## WHAT THE TASK REQUIRES
Could you write out every entry exactly as it stands?

## DATASET ENTRIES
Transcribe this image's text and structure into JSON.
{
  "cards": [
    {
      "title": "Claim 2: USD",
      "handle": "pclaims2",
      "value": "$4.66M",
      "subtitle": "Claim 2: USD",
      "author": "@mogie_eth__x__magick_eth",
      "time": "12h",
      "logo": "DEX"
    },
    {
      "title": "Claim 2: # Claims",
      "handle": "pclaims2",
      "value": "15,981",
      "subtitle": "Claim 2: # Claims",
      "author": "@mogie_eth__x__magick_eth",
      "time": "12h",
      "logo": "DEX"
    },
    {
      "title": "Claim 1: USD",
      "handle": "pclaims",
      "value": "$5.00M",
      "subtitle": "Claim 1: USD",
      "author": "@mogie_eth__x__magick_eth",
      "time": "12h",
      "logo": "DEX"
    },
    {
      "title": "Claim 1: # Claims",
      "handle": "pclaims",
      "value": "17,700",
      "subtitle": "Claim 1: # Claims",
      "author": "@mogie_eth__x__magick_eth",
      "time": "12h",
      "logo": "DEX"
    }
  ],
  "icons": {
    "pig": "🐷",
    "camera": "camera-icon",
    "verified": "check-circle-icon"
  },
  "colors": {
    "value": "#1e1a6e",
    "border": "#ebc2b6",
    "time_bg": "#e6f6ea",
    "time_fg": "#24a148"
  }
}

## REPLY TO THE EXERCISE
Transcribe this image's text and structure into JSON.
{
  "cards": [
    {
      "title": "Claim 2: USD",
      "handle": "pclaims2",
      "value": "$4.66M",
      "subtitle": "Claim 2: USD",
      "author": "@mogie_eth__x__magick_eth",
      "time": "12h",
      "logo": "DEX"
    },
    {
      "title": "Claim 2: # Claims",
      "handle": "pclaims2",
      "value": "15,981",
      "subtitle": "Claim 2: # Claims",
      "author": "@mogie_eth__x__magick_eth",
      "time": "12h",
      "logo": "DEX"
    },
    {
      "title": "Claim 1: USD",
      "handle": "pclaims",
      "value": "$5.00M",
      "subtitle": "Claim 1: USD",
      "author": "@mogie_eth__x__magick_eth",
      "time": "12h",
      "logo": "DEX"
    },
    {
      "title": "Claim 1: # Claims",
      "handle": "pclaims",
      "value": "17,700",
      "subtitle": "Claim 1: # Claims",
      "author": "@mogie_eth__x__magick_eth",
      "time": "12h",
      "logo": "DEX"
    }
  ],
  "icons": {
    "pig": "🐷",
    "camera": "camera-icon",
    "verified": "check-circle-icon"
  },
  "colors": {
    "value": "#1e1a6e",
    "border": "#ebc2b6",
    "time_bg": "#e6f6ea",
    "time_fg": "#24a148"
  }
}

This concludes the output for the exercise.